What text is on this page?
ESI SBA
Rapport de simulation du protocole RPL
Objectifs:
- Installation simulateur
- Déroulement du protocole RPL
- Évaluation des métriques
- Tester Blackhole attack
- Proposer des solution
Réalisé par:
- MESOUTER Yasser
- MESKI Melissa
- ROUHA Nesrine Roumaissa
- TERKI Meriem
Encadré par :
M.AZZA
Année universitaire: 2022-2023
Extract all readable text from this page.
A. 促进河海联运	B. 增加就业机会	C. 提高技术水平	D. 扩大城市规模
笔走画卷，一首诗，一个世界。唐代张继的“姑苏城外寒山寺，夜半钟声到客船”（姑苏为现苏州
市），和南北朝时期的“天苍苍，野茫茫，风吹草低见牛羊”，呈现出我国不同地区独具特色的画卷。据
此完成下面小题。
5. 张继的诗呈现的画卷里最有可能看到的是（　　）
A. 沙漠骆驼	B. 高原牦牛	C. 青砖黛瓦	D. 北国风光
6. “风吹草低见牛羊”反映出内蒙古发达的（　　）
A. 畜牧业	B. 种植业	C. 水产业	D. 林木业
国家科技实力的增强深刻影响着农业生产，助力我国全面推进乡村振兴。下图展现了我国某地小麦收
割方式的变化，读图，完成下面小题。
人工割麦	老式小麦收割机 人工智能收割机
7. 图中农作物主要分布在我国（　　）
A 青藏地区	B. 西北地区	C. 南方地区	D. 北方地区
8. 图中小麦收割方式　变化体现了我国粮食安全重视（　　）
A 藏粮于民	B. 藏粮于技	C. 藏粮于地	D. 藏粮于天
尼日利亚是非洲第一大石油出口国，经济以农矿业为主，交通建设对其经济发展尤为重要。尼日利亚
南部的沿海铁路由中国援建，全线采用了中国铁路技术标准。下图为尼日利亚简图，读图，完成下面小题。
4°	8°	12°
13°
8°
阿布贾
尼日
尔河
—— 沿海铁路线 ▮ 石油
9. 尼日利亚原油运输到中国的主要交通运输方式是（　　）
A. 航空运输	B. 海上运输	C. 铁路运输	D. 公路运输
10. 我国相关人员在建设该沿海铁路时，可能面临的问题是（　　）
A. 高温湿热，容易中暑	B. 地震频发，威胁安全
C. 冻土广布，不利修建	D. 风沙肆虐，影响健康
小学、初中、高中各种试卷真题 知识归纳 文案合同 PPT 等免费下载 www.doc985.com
────────
- [REQUIREMENTS]:
Transcribe the full listing above without leaving anything out.

- [EXERCISE ANSWER]:
What text is on this page?
ESI SBA
Rapport de simulation du protocole RPL
Objectifs:
- Installation simulateur
- Déroulement du protocole RPL
- Évaluation des métriques
- Tester Blackhole attack
- Proposer des solution
Réalisé par:
- MESOUTER Yasser
- MESKI Melissa
- ROUHA Nesrine Roumaissa
- TERKI Meriem
Encadré par :
M.AZZA
Année universitaire: 2022-2023
Extract all readable text from this page.
A. 促进河海联运	B. 增加就业机会	C. 提高技术水平	D. 扩大城市规模
笔走画卷，一首诗，一个世界。唐代张继的“姑苏城外寒山寺，夜半钟声到客船”（姑苏为现苏州
市），和南北朝时期的“天苍苍，野茫茫，风吹草低见牛羊”，呈现出我国不同地区独具特色的画卷。据
此完成下面小题。
5. 张继的诗呈现的画卷里最有可能看到的是（　　）
A. 沙漠骆驼	B. 高原牦牛	C. 青砖黛瓦	D. 北国风光
6. “风吹草低见牛羊”反映出内蒙古发达的（　　）
A. 畜牧业	B. 种植业	C. 水产业	D. 林木业
国家科技实力的增强深刻影响着农业生产，助力我国全面推进乡村振兴。下图展现了我国某地小麦收
割方式的变化，读图，完成下面小题。
人工割麦	老式小麦收割机 人工智能收割机
7. 图中农作物主要分布在我国（　　）
A 青藏地区	B. 西北地区	C. 南方地区	D. 北方地区
8. 图中小麦收割方式　变化体现了我国粮食安全重视（　　）
A 藏粮于民	B. 藏粮于技	C. 藏粮于地	D. 藏粮于天
尼日利亚是非洲第一大石油出口国，经济以农矿业为主，交通建设对其经济发展尤为重要。尼日利亚
南部的沿海铁路由中国援建，全线采用了中国铁路技术标准。下图为尼日利亚简图，读图，完成下面小题。
4°	8°	12°
13°
8°
阿布贾
尼日
尔河
—— 沿海铁路线 ▮ 石油
9. 尼日利亚原油运输到中国的主要交通运输方式是（　　）
A. 航空运输	B. 海上运输	C. 铁路运输	D. 公路运输
10. 我国相关人员在建设该沿海铁路时，可能面临的问题是（　　）
A. 高温湿热，容易中暑	B. 地震频发，威胁安全
C. 冻土广布，不利修建	D. 风沙肆虐，影响健康
小学、初中、高中各种试卷真题 知识归纳 文案合同 PPT 等免费下载 www.doc985.com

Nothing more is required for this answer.